■ YOUR INSTRUCTIONS ■
Copy each line of the records that contains the word "JSON".

■ RECORDS PROVIDED ■
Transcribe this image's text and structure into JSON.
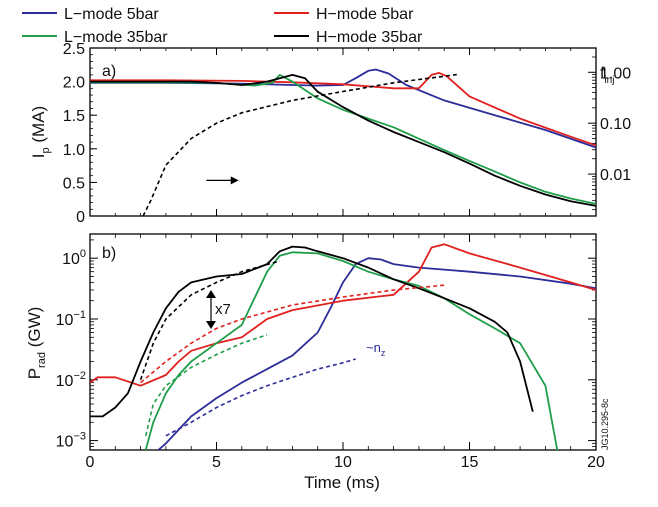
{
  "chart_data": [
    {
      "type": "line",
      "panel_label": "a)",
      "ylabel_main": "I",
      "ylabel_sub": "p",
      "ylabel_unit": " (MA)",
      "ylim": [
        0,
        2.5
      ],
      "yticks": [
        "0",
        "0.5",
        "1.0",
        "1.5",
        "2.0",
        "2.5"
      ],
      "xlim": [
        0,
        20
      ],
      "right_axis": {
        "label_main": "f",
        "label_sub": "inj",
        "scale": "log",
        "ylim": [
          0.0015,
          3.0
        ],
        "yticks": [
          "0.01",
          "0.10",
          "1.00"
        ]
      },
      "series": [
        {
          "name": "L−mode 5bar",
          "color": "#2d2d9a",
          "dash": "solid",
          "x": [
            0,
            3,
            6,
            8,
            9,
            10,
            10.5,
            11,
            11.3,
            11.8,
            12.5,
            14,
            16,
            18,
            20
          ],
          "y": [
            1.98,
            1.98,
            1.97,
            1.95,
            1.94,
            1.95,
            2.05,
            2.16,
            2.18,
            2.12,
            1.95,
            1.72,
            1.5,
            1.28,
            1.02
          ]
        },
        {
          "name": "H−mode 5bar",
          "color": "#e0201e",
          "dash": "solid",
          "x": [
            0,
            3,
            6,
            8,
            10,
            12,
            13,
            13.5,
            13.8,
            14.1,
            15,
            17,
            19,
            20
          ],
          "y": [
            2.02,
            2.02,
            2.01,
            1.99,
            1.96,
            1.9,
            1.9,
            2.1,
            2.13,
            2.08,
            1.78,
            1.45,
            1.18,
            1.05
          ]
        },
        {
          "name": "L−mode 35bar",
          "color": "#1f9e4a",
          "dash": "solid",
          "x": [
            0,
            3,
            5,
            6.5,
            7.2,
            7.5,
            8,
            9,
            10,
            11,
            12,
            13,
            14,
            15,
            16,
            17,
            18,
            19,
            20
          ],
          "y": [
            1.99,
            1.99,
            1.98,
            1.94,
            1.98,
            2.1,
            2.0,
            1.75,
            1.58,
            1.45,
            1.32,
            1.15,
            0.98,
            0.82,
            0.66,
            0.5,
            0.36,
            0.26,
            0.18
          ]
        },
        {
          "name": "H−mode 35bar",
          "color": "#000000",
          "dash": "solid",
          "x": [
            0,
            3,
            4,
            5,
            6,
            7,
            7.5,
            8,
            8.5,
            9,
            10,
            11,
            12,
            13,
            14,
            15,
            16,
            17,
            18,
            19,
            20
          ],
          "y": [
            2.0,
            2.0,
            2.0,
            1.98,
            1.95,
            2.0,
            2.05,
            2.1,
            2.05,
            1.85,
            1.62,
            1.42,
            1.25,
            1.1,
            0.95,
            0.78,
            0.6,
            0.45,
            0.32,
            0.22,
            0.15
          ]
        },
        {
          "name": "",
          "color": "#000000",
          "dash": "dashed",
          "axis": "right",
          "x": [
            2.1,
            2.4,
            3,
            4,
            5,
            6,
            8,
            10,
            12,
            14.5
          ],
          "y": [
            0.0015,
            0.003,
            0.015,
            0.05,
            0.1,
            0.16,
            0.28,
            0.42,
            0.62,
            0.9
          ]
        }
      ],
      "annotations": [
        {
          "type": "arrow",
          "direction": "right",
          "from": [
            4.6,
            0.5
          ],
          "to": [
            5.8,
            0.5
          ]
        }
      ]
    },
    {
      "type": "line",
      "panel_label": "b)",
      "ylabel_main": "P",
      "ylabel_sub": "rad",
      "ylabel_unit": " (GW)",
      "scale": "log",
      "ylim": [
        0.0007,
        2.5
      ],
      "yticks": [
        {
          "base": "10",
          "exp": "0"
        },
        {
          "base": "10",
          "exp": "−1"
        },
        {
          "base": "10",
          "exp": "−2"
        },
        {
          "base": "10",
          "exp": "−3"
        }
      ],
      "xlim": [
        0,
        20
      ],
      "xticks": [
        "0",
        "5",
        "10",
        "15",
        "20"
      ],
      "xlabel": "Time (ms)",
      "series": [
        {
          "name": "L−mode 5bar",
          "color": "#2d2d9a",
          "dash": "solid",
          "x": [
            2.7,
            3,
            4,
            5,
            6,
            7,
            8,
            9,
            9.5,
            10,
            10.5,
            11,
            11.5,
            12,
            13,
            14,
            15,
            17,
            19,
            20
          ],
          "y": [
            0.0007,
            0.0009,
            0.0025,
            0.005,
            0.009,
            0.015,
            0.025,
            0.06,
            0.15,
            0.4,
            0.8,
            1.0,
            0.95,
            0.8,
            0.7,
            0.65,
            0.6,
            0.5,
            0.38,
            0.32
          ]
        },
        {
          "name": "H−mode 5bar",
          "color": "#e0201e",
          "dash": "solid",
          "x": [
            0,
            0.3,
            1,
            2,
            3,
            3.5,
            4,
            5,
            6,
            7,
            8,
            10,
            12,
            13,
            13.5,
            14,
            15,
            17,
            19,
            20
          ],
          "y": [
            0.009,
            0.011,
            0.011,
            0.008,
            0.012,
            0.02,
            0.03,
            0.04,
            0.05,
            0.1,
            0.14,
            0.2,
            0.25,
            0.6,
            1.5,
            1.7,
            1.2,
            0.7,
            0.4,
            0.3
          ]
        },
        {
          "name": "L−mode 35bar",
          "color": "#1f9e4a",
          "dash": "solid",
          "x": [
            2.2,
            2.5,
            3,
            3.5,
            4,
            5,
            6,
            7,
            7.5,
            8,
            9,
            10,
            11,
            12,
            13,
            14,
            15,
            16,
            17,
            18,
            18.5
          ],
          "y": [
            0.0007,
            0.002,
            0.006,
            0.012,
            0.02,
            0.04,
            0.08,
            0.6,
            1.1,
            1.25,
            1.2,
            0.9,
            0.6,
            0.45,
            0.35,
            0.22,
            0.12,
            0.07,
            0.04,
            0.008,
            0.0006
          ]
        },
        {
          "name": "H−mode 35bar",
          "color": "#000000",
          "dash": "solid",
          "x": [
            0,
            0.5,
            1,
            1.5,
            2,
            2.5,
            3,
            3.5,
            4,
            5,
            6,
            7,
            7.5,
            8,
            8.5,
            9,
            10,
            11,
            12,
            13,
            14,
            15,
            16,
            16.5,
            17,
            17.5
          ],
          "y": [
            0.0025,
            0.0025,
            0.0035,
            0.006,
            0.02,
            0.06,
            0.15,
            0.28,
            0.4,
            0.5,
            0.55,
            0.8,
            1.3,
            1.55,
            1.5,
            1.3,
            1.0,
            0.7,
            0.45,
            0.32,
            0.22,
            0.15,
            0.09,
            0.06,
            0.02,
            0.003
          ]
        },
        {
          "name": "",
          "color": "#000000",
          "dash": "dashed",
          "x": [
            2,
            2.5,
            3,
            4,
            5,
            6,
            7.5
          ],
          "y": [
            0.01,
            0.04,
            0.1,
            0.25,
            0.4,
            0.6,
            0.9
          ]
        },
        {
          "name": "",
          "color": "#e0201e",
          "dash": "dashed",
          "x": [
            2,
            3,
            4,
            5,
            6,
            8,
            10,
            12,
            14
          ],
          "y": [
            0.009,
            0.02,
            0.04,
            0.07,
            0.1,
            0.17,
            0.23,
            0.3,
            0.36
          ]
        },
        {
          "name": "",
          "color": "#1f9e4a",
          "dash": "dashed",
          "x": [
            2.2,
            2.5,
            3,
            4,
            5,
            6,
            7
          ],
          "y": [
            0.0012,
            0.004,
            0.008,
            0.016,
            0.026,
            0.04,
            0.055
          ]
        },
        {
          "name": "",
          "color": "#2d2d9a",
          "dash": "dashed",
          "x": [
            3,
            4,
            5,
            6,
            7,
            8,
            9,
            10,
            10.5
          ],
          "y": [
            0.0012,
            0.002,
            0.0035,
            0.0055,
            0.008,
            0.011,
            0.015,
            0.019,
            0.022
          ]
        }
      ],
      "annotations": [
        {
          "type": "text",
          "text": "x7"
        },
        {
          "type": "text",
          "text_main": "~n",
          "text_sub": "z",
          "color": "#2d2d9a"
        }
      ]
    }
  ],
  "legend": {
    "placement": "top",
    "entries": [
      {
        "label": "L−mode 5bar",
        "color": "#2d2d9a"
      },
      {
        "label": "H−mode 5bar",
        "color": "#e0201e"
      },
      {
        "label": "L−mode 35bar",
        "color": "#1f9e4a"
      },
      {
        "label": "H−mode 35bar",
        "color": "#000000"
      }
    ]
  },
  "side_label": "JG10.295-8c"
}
* * *
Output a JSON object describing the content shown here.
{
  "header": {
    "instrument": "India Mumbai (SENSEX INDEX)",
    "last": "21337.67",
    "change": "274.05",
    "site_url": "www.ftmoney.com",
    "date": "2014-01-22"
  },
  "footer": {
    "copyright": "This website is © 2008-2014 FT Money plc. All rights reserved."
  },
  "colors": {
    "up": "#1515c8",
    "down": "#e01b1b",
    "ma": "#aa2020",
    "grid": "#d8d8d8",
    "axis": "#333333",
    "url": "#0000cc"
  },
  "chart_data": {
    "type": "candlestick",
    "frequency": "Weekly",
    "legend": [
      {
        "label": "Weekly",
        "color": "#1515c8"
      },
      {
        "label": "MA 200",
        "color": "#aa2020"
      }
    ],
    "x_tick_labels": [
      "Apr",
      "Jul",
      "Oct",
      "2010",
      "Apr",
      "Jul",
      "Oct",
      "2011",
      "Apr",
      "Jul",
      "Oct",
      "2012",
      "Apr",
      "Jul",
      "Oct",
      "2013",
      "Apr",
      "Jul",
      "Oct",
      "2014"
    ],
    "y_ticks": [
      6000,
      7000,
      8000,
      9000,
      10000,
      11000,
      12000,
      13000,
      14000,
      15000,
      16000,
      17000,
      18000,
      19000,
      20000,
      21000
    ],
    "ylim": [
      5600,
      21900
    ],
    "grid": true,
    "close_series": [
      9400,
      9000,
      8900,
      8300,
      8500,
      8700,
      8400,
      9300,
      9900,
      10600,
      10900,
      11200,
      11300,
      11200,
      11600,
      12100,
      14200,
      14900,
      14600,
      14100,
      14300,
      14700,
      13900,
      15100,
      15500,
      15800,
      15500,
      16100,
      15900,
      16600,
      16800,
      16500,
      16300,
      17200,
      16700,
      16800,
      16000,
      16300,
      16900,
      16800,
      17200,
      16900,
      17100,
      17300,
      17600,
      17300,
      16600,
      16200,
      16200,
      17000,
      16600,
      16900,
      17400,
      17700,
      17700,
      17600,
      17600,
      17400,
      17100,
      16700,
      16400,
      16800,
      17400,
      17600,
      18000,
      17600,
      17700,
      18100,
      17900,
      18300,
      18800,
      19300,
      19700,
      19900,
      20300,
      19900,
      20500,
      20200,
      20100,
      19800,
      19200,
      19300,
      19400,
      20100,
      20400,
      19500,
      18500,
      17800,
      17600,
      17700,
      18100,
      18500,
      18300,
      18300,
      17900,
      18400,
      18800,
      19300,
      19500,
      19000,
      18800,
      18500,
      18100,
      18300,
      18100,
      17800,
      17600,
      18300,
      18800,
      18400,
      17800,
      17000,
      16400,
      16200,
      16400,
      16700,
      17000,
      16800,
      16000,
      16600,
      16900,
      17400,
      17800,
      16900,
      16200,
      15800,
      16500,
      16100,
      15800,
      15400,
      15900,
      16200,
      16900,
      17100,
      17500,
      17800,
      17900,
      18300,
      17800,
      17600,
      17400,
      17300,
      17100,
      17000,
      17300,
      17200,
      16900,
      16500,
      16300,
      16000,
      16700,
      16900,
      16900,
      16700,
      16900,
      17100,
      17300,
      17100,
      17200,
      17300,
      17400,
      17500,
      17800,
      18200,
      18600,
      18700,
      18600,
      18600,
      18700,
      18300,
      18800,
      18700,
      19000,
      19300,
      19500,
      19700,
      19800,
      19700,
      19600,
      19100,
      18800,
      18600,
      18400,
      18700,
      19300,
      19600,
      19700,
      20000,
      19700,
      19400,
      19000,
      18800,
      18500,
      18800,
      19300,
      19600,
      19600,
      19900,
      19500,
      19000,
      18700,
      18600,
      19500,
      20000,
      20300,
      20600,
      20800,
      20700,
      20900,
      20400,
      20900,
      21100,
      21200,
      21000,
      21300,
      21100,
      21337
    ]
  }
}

■ RESPONSE FOR THIS EXERCISE ■
Transcribe this image's text and structure into JSON.
Output a JSON object describing the content shown here.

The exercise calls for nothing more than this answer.